### TASK TO COMPLETE
Reproduce all of the data that follows, character for character.
begin THE DATA
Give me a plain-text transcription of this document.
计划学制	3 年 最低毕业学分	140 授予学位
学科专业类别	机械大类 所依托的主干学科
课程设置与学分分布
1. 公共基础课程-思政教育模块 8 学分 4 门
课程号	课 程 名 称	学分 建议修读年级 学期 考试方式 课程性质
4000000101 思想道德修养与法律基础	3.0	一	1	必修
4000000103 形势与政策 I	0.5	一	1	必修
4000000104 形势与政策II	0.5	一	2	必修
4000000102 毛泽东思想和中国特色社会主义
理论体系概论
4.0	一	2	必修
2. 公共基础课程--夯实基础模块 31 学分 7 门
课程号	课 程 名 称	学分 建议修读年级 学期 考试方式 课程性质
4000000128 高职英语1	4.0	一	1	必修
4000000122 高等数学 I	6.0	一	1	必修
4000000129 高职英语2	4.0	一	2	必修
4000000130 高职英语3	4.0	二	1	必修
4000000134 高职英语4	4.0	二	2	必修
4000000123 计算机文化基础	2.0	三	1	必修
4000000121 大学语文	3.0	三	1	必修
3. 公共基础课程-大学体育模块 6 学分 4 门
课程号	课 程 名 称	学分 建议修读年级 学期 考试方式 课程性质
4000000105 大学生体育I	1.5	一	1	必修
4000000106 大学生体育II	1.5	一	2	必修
end THE DATA
### EXERCISE SOLUTION
Give me a plain-text transcription of this document.
计划学制	3 年 最低毕业学分	140 授予学位
学科专业类别	机械大类 所依托的主干学科
课程设置与学分分布
1. 公共基础课程-思政教育模块 8 学分 4 门
课程号	课 程 名 称	学分 建议修读年级 学期 考试方式 课程性质
4000000101 思想道德修养与法律基础	3.0	一	1	必修
4000000103 形势与政策 I	0.5	一	1	必修
4000000104 形势与政策II	0.5	一	2	必修
4000000102 毛泽东思想和中国特色社会主义
理论体系概论
4.0	一	2	必修
2. 公共基础课程--夯实基础模块 31 学分 7 门
课程号	课 程 名 称	学分 建议修读年级 学期 考试方式 课程性质
4000000128 高职英语1	4.0	一	1	必修
4000000122 高等数学 I	6.0	一	1	必修
4000000129 高职英语2	4.0	一	2	必修
4000000130 高职英语3	4.0	二	1	必修
4000000134 高职英语4	4.0	二	2	必修
4000000123 计算机文化基础	2.0	三	1	必修
4000000121 大学语文	3.0	三	1	必修
3. 公共基础课程-大学体育模块 6 学分 4 门
课程号	课 程 名 称	学分 建议修读年级 学期 考试方式 课程性质
4000000105 大学生体育I	1.5	一	1	必修
4000000106 大学生体育II	1.5	一	2	必修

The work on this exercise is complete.